### Request
Print the data that follows exactly.

━━━ Dataset records

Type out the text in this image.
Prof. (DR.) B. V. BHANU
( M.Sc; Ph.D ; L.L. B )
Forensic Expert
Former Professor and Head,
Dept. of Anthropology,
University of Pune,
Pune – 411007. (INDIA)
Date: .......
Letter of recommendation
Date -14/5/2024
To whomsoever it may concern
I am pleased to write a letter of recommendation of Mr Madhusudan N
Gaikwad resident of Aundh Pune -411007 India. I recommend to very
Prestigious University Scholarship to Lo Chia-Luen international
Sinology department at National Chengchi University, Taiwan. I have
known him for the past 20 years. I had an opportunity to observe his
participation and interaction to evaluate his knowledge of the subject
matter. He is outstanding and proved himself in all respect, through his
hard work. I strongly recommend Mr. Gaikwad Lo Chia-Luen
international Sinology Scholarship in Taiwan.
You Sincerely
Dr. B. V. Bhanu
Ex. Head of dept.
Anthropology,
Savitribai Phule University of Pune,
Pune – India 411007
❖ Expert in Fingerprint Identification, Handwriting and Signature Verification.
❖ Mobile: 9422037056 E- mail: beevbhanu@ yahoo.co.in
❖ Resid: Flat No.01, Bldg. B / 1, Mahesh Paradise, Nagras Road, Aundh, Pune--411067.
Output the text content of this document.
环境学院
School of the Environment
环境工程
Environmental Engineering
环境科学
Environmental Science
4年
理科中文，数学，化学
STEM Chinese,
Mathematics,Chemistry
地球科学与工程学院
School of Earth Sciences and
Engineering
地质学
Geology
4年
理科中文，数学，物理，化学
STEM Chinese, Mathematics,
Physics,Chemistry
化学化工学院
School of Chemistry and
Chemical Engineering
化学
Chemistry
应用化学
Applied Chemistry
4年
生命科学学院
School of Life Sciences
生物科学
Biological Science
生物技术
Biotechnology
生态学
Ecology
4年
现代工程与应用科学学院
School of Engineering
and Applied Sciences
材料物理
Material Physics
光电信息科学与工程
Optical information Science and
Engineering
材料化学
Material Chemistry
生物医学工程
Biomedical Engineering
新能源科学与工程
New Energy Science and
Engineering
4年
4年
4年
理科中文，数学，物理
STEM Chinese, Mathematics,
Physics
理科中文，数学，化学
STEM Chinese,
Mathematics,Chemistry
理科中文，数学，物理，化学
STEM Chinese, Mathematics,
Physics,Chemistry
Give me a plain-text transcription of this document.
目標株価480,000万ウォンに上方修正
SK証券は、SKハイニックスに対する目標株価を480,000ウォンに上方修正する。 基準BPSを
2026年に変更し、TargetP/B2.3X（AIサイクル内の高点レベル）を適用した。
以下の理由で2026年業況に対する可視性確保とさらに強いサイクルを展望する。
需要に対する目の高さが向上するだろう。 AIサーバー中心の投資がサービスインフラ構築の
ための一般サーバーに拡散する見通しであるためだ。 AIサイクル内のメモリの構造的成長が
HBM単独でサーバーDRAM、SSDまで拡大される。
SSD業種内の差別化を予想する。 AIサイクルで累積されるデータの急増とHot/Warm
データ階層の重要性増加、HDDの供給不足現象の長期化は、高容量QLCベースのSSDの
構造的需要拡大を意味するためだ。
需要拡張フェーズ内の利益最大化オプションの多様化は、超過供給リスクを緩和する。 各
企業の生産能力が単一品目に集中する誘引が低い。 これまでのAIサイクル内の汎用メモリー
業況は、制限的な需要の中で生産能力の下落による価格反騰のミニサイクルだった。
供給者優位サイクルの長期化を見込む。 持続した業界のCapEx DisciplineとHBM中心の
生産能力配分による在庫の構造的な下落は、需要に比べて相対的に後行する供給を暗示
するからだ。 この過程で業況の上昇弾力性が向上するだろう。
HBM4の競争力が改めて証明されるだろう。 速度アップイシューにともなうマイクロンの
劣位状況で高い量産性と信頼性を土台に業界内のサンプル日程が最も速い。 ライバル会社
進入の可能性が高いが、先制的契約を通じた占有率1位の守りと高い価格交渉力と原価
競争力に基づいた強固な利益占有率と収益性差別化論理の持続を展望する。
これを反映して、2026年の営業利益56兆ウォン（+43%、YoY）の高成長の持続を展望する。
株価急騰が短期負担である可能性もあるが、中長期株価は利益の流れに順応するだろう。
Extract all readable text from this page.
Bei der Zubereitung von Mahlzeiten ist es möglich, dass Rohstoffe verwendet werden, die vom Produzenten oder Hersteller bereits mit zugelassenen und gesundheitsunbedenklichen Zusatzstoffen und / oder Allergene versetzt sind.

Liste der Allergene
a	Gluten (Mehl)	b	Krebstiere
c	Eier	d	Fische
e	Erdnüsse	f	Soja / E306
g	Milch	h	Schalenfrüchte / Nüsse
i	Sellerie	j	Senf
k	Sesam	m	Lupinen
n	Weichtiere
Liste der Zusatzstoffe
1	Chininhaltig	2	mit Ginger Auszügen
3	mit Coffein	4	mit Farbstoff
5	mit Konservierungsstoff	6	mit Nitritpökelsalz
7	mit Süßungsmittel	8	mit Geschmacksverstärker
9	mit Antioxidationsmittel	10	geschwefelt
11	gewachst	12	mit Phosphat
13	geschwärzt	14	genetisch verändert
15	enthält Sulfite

━━━━━━

### Answer for this exercise
Type out the text in this image.
Prof. (DR.) B. V. BHANU
( M.Sc; Ph.D ; L.L. B )
Forensic Expert
Former Professor and Head,
Dept. of Anthropology,
University of Pune,
Pune – 411007. (INDIA)
Date: .......
Letter of recommendation
Date -14/5/2024
To whomsoever it may concern
I am pleased to write a letter of recommendation of Mr Madhusudan N
Gaikwad resident of Aundh Pune -411007 India. I recommend to very
Prestigious University Scholarship to Lo Chia-Luen international
Sinology department at National Chengchi University, Taiwan. I have
known him for the past 20 years. I had an opportunity to observe his
participation and interaction to evaluate his knowledge of the subject
matter. He is outstanding and proved himself in all respect, through his
hard work. I strongly recommend Mr. Gaikwad Lo Chia-Luen
international Sinology Scholarship in Taiwan.
You Sincerely
Dr. B. V. Bhanu
Ex. Head of dept.
Anthropology,
Savitribai Phule University of Pune,
Pune – India 411007
❖ Expert in Fingerprint Identification, Handwriting and Signature Verification.
❖ Mobile: 9422037056 E- mail: beevbhanu@ yahoo.co.in
❖ Resid: Flat No.01, Bldg. B / 1, Mahesh Paradise, Nagras Road, Aundh, Pune--411067.
Output the text content of this document.
环境学院
School of the Environment
环境工程
Environmental Engineering
环境科学
Environmental Science
4年
理科中文，数学，化学
STEM Chinese,
Mathematics,Chemistry
地球科学与工程学院
School of Earth Sciences and
Engineering
地质学
Geology
4年
理科中文，数学，物理，化学
STEM Chinese, Mathematics,
Physics,Chemistry
化学化工学院
School of Chemistry and
Chemical Engineering
化学
Chemistry
应用化学
Applied Chemistry
4年
生命科学学院
School of Life Sciences
生物科学
Biological Science
生物技术
Biotechnology
生态学
Ecology
4年
现代工程与应用科学学院
School of Engineering
and Applied Sciences
材料物理
Material Physics
光电信息科学与工程
Optical information Science and
Engineering
材料化学
Material Chemistry
生物医学工程
Biomedical Engineering
新能源科学与工程
New Energy Science and
Engineering
4年
4年
4年
理科中文，数学，物理
STEM Chinese, Mathematics,
Physics
理科中文，数学，化学
STEM Chinese,
Mathematics,Chemistry
理科中文，数学，物理，化学
STEM Chinese, Mathematics,
Physics,Chemistry
Give me a plain-text transcription of this document.
目標株価480,000万ウォンに上方修正
SK証券は、SKハイニックスに対する目標株価を480,000ウォンに上方修正する。 基準BPSを
2026年に変更し、TargetP/B2.3X（AIサイクル内の高点レベル）を適用した。
以下の理由で2026年業況に対する可視性確保とさらに強いサイクルを展望する。
需要に対する目の高さが向上するだろう。 AIサーバー中心の投資がサービスインフラ構築の
ための一般サーバーに拡散する見通しであるためだ。 AIサイクル内のメモリの構造的成長が
HBM単独でサーバーDRAM、SSDまで拡大される。
SSD業種内の差別化を予想する。 AIサイクルで累積されるデータの急増とHot/Warm
データ階層の重要性増加、HDDの供給不足現象の長期化は、高容量QLCベースのSSDの
構造的需要拡大を意味するためだ。
需要拡張フェーズ内の利益最大化オプションの多様化は、超過供給リスクを緩和する。 各
企業の生産能力が単一品目に集中する誘引が低い。 これまでのAIサイクル内の汎用メモリー
業況は、制限的な需要の中で生産能力の下落による価格反騰のミニサイクルだった。
供給者優位サイクルの長期化を見込む。 持続した業界のCapEx DisciplineとHBM中心の
生産能力配分による在庫の構造的な下落は、需要に比べて相対的に後行する供給を暗示
するからだ。 この過程で業況の上昇弾力性が向上するだろう。
HBM4の競争力が改めて証明されるだろう。 速度アップイシューにともなうマイクロンの
劣位状況で高い量産性と信頼性を土台に業界内のサンプル日程が最も速い。 ライバル会社
進入の可能性が高いが、先制的契約を通じた占有率1位の守りと高い価格交渉力と原価
競争力に基づいた強固な利益占有率と収益性差別化論理の持続を展望する。
これを反映して、2026年の営業利益56兆ウォン（+43%、YoY）の高成長の持続を展望する。
株価急騰が短期負担である可能性もあるが、中長期株価は利益の流れに順応するだろう。
Extract all readable text from this page.
Bei der Zubereitung von Mahlzeiten ist es möglich, dass Rohstoffe verwendet werden, die vom Produzenten oder Hersteller bereits mit zugelassenen und gesundheitsunbedenklichen Zusatzstoffen und / oder Allergene versetzt sind.

Liste der Allergene
a	Gluten (Mehl)	b	Krebstiere
c	Eier	d	Fische
e	Erdnüsse	f	Soja / E306
g	Milch	h	Schalenfrüchte / Nüsse
i	Sellerie	j	Senf
k	Sesam	m	Lupinen
n	Weichtiere
Liste der Zusatzstoffe
1	Chininhaltig	2	mit Ginger Auszügen
3	mit Coffein	4	mit Farbstoff
5	mit Konservierungsstoff	6	mit Nitritpökelsalz
7	mit Süßungsmittel	8	mit Geschmacksverstärker
9	mit Antioxidationsmittel	10	geschwefelt
11	gewachst	12	mit Phosphat
13	geschwärzt	14	genetisch verändert
15	enthält Sulfite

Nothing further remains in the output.